*WHAT THE EXERCISE ASKS*: Locate the string "content" in the records below. Copy every line where it occurs.

*EXTRACTED DATA*:

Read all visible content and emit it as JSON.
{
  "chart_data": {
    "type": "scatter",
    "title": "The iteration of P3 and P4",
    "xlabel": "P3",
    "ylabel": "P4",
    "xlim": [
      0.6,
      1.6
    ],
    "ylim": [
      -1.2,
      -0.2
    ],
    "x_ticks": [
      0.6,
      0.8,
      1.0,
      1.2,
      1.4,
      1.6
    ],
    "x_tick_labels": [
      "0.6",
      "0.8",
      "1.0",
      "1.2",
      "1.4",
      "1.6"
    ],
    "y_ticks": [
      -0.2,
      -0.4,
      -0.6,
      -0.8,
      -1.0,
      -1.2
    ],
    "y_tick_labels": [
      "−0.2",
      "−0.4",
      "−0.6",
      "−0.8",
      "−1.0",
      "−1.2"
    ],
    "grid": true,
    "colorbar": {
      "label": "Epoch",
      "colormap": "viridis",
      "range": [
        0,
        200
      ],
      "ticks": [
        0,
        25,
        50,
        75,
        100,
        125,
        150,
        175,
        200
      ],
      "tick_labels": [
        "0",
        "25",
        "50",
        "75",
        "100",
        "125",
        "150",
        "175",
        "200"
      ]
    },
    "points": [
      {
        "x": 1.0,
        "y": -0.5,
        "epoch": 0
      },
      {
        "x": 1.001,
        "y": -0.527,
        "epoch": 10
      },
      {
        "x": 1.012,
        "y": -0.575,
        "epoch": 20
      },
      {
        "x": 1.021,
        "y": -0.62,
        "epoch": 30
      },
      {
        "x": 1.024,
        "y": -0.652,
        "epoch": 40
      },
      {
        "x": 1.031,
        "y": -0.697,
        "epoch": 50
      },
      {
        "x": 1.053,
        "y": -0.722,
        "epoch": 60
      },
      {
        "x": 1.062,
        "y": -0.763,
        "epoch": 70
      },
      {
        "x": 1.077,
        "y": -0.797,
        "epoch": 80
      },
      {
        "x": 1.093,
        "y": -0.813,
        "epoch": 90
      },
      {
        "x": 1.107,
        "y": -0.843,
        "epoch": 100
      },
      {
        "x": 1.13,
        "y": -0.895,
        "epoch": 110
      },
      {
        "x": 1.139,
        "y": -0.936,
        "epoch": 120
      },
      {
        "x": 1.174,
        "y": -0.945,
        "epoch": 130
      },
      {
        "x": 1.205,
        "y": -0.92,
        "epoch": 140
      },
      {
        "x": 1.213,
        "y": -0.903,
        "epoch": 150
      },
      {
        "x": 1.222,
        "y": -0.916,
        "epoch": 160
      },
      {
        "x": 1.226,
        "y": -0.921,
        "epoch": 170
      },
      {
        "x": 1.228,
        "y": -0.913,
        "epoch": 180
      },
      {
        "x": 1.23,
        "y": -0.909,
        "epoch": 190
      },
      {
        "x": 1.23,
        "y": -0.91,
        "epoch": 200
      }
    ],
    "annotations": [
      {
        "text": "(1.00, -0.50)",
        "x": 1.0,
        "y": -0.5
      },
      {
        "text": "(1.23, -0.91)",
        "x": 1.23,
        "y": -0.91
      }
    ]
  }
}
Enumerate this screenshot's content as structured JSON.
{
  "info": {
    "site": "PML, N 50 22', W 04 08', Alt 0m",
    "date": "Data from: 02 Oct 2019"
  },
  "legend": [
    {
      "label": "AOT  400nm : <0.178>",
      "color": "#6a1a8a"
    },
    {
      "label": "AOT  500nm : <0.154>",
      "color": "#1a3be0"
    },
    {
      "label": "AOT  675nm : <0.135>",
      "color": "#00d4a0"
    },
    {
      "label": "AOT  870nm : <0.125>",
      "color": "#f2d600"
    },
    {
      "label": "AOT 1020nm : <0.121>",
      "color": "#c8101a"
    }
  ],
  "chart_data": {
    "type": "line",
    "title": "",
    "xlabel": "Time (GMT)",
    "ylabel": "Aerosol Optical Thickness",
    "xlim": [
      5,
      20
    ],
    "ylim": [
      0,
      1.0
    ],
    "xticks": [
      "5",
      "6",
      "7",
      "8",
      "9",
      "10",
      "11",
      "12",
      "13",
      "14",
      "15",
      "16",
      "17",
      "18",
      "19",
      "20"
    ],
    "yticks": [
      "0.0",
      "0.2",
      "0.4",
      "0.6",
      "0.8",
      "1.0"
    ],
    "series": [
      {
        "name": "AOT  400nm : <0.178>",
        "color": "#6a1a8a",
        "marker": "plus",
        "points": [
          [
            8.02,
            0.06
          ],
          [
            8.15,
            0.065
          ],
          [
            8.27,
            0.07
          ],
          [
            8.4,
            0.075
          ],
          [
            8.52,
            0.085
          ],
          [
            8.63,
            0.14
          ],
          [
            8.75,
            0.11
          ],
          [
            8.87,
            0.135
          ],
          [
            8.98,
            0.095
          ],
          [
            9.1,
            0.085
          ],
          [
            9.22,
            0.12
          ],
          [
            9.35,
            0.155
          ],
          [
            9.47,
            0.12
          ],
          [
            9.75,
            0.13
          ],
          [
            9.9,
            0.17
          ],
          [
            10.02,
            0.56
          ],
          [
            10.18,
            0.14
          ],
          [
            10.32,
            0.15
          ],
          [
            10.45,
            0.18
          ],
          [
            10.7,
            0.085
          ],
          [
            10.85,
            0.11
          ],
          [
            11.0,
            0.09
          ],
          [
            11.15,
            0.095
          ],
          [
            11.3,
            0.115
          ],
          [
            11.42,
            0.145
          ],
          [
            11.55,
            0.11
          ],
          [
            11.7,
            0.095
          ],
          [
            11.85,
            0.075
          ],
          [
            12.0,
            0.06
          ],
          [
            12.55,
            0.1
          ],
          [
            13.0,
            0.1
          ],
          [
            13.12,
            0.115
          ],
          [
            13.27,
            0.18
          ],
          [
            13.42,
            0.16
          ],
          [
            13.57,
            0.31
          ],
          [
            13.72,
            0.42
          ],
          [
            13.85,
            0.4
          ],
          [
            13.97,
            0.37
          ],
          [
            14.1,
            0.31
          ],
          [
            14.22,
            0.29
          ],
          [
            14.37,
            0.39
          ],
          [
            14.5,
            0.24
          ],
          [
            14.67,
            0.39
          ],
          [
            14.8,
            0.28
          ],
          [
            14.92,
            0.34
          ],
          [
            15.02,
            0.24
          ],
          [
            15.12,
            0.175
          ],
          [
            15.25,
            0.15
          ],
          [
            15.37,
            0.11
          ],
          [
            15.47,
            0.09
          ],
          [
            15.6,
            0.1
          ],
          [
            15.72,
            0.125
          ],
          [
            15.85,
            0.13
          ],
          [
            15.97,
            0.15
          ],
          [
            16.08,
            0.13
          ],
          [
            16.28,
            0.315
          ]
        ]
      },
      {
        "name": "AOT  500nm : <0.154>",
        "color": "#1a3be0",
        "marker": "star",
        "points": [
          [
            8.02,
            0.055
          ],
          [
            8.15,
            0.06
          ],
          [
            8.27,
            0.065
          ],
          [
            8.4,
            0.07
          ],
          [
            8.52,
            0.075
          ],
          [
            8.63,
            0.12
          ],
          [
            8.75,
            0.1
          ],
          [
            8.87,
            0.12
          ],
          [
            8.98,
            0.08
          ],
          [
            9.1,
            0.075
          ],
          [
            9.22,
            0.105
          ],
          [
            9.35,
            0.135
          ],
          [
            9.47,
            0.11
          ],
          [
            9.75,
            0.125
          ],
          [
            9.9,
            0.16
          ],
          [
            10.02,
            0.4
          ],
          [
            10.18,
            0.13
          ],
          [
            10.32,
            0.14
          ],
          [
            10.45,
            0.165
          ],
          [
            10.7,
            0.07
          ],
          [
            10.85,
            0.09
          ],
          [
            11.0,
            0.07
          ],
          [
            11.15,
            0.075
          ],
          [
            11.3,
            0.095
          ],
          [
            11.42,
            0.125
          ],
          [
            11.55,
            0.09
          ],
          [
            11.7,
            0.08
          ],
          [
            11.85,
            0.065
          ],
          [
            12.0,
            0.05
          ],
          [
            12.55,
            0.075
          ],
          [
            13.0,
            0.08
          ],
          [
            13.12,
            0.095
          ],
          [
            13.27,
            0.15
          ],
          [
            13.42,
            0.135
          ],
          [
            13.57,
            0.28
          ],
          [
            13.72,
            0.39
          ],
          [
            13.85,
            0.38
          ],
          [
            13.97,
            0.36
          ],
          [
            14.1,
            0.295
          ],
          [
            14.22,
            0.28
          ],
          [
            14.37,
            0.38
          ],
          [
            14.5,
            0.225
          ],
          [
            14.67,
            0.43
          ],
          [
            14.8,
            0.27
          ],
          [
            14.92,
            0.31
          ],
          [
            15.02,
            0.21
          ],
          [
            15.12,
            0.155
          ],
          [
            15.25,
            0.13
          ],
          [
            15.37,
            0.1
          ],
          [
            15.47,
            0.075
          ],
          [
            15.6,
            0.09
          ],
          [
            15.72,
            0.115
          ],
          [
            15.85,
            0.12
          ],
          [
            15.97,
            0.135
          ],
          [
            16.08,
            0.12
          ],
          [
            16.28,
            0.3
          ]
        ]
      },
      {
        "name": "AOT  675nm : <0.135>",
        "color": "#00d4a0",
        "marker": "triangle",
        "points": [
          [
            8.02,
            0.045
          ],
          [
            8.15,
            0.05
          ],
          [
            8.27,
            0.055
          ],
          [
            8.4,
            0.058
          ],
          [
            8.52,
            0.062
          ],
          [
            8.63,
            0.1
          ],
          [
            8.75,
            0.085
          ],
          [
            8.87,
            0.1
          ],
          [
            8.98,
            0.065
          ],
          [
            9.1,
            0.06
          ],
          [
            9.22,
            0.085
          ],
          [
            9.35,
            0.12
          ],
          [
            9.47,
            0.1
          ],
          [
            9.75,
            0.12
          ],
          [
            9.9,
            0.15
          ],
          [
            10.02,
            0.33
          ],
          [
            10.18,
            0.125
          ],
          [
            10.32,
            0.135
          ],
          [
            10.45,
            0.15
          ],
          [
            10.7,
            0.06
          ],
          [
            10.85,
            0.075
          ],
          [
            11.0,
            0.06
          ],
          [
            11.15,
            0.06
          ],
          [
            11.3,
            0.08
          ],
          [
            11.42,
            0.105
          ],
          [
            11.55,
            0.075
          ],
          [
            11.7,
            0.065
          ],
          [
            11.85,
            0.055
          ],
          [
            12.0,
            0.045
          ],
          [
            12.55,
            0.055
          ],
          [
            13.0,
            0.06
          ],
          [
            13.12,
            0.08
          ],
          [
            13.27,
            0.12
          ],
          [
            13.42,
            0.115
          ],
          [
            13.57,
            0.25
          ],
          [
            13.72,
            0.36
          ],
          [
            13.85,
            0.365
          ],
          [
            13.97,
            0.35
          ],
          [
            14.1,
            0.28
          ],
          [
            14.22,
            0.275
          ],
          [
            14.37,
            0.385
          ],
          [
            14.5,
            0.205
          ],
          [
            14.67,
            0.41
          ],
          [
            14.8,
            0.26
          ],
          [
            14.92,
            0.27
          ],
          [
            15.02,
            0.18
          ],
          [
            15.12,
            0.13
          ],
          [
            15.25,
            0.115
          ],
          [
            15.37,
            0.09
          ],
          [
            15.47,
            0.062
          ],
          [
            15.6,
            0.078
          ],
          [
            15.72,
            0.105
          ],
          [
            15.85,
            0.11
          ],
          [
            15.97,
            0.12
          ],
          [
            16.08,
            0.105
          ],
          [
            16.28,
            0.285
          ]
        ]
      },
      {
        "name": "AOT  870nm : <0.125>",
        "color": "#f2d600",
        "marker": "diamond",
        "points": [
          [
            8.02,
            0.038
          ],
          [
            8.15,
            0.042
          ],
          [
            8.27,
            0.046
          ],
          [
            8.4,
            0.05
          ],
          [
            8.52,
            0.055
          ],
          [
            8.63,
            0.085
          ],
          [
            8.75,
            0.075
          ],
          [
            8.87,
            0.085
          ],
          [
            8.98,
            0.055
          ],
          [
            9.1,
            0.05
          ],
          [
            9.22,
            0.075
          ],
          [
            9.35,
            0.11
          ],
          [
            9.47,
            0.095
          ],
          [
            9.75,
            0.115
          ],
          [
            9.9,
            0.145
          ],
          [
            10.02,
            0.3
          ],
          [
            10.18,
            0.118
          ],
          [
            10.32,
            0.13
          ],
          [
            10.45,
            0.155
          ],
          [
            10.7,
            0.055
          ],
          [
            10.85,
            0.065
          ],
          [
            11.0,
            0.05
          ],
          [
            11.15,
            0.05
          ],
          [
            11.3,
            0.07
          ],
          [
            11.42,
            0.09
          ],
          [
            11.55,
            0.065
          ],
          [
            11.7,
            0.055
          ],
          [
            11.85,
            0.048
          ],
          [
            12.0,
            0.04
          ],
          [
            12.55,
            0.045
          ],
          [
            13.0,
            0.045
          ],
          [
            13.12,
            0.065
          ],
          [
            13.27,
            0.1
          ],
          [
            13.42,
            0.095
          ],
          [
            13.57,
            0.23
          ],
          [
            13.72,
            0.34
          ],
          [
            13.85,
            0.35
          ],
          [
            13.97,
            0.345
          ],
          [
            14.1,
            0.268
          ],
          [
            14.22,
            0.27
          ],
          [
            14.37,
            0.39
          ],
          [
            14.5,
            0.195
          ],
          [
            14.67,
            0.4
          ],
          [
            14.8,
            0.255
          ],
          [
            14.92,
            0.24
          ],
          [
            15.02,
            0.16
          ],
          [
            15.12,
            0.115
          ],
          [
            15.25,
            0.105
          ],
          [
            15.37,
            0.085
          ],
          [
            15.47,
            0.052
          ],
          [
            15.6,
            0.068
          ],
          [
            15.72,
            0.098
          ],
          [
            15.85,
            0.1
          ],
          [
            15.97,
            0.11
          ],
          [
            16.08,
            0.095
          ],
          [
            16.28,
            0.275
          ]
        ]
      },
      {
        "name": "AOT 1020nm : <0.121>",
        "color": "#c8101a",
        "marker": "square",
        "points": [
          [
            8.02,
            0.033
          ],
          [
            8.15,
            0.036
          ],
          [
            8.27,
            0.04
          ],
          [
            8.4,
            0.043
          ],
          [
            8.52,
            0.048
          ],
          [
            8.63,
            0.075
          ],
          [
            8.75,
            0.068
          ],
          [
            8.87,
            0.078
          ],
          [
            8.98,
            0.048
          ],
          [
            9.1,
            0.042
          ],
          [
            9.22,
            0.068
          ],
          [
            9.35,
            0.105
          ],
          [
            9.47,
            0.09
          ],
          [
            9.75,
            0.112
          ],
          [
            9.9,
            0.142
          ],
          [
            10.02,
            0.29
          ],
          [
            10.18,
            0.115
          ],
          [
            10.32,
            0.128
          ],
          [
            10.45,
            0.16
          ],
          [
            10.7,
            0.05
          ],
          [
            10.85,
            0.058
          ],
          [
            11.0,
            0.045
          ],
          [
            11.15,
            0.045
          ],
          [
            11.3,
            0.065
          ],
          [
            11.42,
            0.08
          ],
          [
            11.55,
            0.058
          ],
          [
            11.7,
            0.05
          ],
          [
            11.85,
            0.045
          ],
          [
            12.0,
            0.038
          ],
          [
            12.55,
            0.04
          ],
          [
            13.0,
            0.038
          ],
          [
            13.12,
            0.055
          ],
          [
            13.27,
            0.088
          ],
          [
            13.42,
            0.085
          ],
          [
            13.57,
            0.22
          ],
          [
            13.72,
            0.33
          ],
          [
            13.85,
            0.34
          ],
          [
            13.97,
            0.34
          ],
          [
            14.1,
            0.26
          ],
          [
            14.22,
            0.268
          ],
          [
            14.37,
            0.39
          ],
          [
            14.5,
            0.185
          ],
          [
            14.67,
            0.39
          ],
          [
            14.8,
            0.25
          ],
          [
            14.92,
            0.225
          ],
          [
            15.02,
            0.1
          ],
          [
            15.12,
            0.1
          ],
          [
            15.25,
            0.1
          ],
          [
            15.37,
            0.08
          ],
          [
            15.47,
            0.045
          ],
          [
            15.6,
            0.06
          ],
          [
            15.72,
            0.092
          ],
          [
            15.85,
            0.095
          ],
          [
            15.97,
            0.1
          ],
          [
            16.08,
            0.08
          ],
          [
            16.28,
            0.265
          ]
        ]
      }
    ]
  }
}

*EXERCISE RESPONSE*:
Read all visible content and emit it as JSON.
Enumerate this screenshot's content as structured JSON.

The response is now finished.